**Exercise task**
Output every line below exactly.

+++

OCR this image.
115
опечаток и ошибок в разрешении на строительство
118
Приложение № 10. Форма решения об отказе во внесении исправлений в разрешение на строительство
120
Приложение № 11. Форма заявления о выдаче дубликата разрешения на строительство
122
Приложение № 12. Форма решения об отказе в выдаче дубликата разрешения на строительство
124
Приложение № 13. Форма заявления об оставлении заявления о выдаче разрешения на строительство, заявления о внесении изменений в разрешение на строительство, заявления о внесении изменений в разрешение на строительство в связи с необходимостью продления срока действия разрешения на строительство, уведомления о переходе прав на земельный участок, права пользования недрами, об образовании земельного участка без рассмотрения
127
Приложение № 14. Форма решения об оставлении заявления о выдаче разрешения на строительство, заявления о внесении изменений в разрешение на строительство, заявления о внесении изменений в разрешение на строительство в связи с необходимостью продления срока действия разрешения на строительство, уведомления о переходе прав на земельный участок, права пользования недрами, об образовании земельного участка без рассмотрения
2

+++

**Result of the task**
OCR this image.
115
опечаток и ошибок в разрешении на строительство
118
Приложение № 10. Форма решения об отказе во внесении исправлений в разрешение на строительство
120
Приложение № 11. Форма заявления о выдаче дубликата разрешения на строительство
122
Приложение № 12. Форма решения об отказе в выдаче дубликата разрешения на строительство
124
Приложение № 13. Форма заявления об оставлении заявления о выдаче разрешения на строительство, заявления о внесении изменений в разрешение на строительство, заявления о внесении изменений в разрешение на строительство в связи с необходимостью продления срока действия разрешения на строительство, уведомления о переходе прав на земельный участок, права пользования недрами, об образовании земельного участка без рассмотрения
127
Приложение № 14. Форма решения об оставлении заявления о выдаче разрешения на строительство, заявления о внесении изменений в разрешение на строительство, заявления о внесении изменений в разрешение на строительство в связи с необходимостью продления срока действия разрешения на строительство, уведомления о переходе прав на земельный участок, права пользования недрами, об образовании земельного участка без рассмотрения
2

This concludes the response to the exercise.